[Element box annotations]
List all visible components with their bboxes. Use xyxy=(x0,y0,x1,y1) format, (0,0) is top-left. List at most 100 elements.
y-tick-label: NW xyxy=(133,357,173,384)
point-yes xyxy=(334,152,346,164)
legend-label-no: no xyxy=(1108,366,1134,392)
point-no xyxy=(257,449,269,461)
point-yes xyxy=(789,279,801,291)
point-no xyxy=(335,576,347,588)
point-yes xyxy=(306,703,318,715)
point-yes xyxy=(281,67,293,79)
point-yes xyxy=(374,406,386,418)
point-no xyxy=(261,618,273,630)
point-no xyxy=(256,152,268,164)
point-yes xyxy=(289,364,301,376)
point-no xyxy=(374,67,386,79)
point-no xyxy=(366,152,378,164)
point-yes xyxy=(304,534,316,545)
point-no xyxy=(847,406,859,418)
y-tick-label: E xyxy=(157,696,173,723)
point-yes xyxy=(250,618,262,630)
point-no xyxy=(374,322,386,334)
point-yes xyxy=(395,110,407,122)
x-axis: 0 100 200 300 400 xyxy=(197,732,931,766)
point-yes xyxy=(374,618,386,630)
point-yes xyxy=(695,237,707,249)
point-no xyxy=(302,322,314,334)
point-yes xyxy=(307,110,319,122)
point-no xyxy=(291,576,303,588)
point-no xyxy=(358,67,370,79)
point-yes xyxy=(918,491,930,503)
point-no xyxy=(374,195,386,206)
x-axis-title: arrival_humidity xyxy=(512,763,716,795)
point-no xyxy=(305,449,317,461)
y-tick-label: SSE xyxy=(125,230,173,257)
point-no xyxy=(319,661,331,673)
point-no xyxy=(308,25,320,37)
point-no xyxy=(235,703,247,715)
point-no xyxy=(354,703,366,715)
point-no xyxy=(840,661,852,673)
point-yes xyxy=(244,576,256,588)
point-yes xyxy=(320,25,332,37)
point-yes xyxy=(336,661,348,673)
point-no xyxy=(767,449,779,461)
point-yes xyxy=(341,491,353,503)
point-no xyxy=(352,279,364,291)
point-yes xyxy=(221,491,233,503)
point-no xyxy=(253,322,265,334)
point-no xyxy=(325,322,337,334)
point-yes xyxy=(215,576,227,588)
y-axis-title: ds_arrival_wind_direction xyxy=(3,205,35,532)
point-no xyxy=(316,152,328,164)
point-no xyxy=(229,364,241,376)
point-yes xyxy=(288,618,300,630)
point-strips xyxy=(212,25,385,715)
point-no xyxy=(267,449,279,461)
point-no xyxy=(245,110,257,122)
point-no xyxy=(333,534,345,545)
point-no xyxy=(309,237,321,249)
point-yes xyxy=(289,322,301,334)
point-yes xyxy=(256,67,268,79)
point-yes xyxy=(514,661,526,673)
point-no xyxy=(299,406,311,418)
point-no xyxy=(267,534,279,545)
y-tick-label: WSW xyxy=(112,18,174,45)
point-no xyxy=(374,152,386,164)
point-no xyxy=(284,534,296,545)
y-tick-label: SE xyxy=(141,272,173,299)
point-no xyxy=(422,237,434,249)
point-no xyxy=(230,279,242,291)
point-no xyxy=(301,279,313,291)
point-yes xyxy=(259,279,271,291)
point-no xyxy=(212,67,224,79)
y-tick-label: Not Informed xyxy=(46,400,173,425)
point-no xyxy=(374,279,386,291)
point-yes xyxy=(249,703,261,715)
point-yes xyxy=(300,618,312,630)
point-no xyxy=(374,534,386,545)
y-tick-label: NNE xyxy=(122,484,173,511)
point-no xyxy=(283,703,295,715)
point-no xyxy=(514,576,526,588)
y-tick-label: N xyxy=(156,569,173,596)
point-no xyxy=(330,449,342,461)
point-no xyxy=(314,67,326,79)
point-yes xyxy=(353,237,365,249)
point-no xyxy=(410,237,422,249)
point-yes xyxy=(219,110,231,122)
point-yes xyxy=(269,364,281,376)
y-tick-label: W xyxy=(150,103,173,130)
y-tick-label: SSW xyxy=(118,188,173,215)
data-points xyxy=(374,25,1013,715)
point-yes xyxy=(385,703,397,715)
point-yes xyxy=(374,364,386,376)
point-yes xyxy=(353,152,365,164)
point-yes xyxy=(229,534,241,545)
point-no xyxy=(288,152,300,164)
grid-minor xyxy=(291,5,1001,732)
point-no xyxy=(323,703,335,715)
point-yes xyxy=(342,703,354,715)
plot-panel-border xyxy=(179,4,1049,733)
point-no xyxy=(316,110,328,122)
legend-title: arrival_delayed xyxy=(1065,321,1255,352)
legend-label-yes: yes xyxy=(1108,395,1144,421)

==

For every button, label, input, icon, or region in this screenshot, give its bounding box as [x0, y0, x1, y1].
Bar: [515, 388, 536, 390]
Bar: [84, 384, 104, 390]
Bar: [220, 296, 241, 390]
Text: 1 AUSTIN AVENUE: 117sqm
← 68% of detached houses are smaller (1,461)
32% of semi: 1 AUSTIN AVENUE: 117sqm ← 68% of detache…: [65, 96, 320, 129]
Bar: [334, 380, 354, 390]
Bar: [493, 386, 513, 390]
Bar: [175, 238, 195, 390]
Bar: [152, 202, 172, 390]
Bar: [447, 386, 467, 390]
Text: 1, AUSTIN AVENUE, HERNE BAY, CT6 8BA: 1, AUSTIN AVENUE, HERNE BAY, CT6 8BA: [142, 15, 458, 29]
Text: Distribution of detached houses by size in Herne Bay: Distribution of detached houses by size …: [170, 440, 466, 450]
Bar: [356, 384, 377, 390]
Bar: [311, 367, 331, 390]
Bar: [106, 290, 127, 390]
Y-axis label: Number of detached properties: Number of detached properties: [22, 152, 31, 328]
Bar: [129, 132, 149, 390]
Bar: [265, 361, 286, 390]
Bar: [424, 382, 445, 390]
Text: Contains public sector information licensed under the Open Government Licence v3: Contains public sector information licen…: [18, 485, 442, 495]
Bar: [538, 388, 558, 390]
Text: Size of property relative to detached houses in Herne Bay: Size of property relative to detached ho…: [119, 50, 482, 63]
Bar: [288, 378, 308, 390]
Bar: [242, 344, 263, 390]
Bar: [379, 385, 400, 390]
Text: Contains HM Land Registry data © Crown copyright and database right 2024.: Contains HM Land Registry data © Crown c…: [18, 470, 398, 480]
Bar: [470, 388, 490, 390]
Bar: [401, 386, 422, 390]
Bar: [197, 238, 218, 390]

**GIVEN REQUEST:**
Please convert the lines between the line holding "List all visible" and the line holding "point-no xyxy=(374,195,386,206)", inclusive, into a JSON list of strings with one string per line and blank lines omitted.

**WRITTEN RESPONSE:**
[
  "List all visible components with their bboxes. Use xyxy=(x0,y0,x1,y1) format, (0,0) is top-left. List at most 100 elements.",
  "y-tick-label: NW xyxy=(133,357,173,384)",
  "point-yes xyxy=(334,152,346,164)",
  "legend-label-no: no xyxy=(1108,366,1134,392)",
  "point-no xyxy=(257,449,269,461)",
  "point-yes xyxy=(789,279,801,291)",
  "point-no xyxy=(335,576,347,588)",
  "point-yes xyxy=(306,703,318,715)",
  "point-yes xyxy=(281,67,293,79)",
  "point-yes xyxy=(374,406,386,418)",
  "point-no xyxy=(261,618,273,630)",
  "point-no xyxy=(256,152,268,164)",
  "point-yes xyxy=(289,364,301,376)",
  "point-no xyxy=(374,67,386,79)",
  "point-no xyxy=(366,152,378,164)",
  "point-yes xyxy=(304,534,316,545)",
  "point-no xyxy=(847,406,859,418)",
  "y-tick-label: E xyxy=(157,696,173,723)",
  "point-yes xyxy=(250,618,262,630)",
  "point-no xyxy=(374,322,386,334)",
  "point-yes xyxy=(395,110,407,122)",
  "x-axis: 0 100 200 300 400 xyxy=(197,732,931,766)",
  "point-yes xyxy=(374,618,386,630)",
  "point-yes xyxy=(695,237,707,249)",
  "point-no xyxy=(302,322,314,334)",
  "point-yes xyxy=(307,110,319,122)",
  "point-no xyxy=(291,576,303,588)",
  "point-no xyxy=(358,67,370,79)",
  "point-yes xyxy=(918,491,930,503)",
  "point-no xyxy=(374,195,386,206)"
]